• **Description of the task**:
Check each line below for "America" and report how many have it, nothing else.

• **Given records**:
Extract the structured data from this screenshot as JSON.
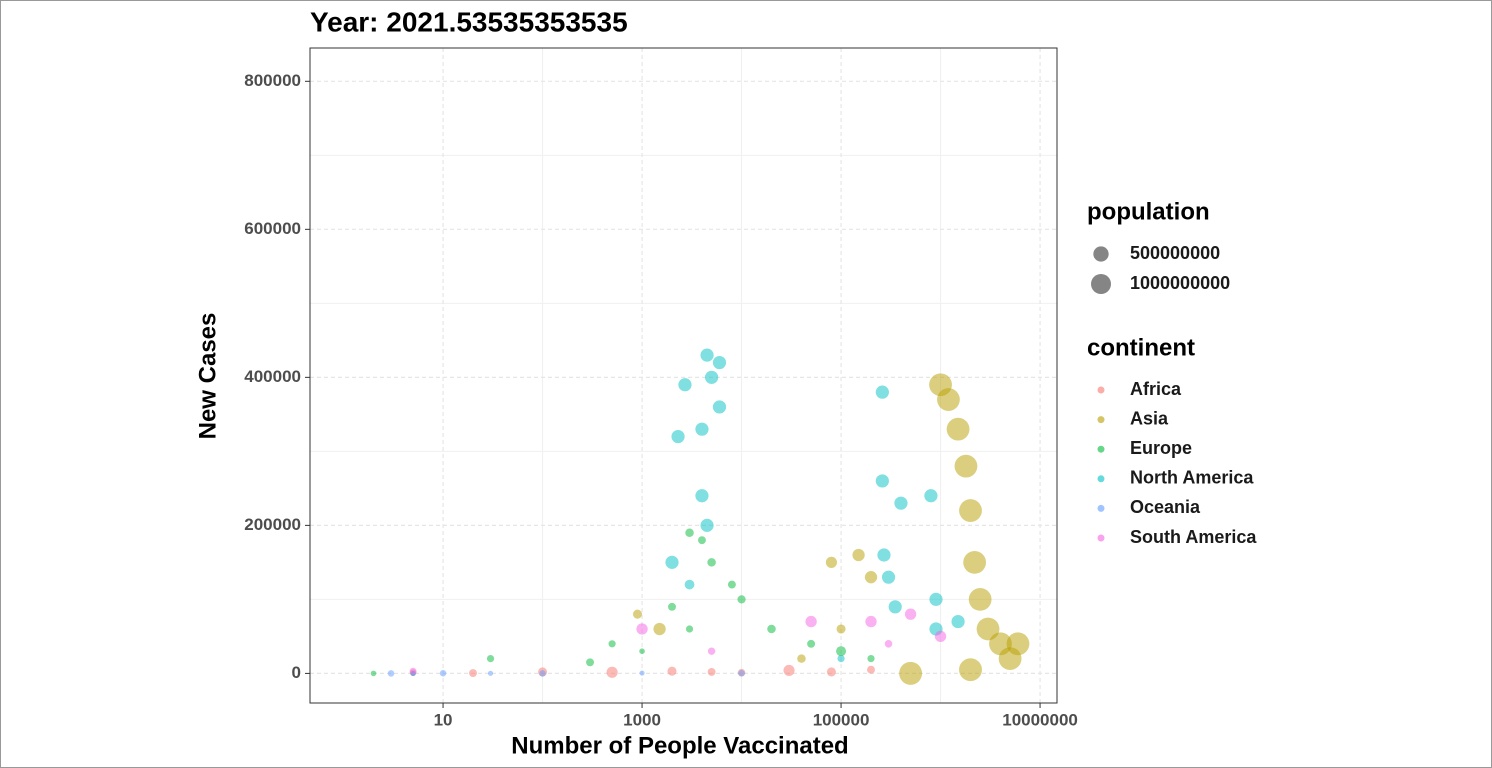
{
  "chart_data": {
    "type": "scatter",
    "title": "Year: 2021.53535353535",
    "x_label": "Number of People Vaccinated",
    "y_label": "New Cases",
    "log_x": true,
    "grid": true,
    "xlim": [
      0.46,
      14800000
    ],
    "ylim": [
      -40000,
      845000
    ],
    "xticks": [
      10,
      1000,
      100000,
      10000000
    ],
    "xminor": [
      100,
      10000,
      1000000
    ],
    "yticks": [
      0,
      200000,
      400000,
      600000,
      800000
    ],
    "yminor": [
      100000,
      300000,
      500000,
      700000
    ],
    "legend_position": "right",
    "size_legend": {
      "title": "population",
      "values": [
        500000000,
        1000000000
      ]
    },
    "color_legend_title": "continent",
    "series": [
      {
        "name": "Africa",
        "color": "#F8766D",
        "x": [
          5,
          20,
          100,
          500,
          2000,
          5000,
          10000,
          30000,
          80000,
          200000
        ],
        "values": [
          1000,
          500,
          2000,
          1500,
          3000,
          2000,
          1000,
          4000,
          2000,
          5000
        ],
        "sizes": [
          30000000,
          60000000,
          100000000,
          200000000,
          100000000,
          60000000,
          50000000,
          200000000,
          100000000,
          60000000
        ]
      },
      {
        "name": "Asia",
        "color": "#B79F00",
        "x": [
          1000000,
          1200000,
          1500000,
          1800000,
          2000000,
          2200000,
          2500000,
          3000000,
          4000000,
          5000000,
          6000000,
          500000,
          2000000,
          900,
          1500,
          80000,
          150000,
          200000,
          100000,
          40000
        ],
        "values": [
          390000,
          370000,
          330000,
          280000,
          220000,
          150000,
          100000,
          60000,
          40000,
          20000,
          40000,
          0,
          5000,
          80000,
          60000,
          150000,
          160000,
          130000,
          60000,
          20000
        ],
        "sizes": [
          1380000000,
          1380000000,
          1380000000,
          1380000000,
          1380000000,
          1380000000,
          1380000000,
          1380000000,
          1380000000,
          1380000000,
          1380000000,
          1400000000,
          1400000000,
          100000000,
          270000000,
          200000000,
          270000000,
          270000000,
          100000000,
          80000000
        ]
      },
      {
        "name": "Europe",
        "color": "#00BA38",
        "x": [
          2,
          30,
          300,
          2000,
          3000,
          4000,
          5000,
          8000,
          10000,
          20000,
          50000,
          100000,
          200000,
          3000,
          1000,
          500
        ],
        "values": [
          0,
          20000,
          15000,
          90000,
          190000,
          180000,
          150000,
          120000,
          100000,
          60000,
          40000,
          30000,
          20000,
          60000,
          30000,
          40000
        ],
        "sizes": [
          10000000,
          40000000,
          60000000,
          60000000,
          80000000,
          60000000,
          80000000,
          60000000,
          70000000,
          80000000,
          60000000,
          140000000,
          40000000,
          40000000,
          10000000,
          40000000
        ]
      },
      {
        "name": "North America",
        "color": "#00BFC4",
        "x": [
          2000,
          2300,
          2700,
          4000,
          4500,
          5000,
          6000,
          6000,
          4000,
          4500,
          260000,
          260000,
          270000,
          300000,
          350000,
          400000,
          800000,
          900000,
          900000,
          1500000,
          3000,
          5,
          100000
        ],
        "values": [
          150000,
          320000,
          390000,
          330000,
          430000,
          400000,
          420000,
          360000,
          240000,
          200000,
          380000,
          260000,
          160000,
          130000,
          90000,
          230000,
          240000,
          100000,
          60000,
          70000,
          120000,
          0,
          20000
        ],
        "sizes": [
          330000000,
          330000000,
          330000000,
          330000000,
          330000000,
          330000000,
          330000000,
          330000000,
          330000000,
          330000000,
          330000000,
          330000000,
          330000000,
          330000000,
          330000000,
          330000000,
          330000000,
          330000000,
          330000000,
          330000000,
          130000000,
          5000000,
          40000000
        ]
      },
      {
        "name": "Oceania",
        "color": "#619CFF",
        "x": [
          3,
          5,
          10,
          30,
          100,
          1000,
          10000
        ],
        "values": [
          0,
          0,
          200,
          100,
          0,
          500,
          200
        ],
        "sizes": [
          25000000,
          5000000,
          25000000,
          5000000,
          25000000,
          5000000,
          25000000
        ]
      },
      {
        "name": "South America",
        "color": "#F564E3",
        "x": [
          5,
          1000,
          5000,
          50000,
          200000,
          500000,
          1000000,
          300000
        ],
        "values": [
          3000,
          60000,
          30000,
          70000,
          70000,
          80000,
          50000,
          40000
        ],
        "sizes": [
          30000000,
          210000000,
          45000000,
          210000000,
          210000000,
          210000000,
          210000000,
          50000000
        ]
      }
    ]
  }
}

--

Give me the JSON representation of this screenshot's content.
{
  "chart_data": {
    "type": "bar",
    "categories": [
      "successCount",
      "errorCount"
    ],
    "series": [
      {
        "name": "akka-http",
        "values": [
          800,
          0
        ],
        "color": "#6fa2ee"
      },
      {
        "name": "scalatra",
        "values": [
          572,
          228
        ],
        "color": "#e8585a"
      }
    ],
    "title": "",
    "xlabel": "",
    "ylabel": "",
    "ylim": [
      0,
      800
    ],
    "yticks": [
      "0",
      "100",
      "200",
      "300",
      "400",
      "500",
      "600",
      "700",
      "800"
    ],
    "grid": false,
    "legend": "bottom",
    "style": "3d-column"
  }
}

---

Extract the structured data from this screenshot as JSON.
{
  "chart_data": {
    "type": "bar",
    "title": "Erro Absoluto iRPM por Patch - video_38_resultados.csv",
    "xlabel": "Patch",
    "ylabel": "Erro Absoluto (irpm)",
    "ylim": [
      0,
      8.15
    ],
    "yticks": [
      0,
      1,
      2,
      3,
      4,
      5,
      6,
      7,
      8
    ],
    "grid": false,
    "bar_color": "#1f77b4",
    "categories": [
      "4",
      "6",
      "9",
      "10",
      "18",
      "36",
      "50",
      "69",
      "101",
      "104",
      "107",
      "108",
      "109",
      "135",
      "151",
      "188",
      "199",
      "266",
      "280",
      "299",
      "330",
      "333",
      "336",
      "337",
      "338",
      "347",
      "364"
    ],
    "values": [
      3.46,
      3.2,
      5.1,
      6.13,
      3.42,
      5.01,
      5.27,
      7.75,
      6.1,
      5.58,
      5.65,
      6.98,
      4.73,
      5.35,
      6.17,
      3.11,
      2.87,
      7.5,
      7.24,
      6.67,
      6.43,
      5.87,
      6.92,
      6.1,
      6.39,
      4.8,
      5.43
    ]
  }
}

• **Complete response**:
2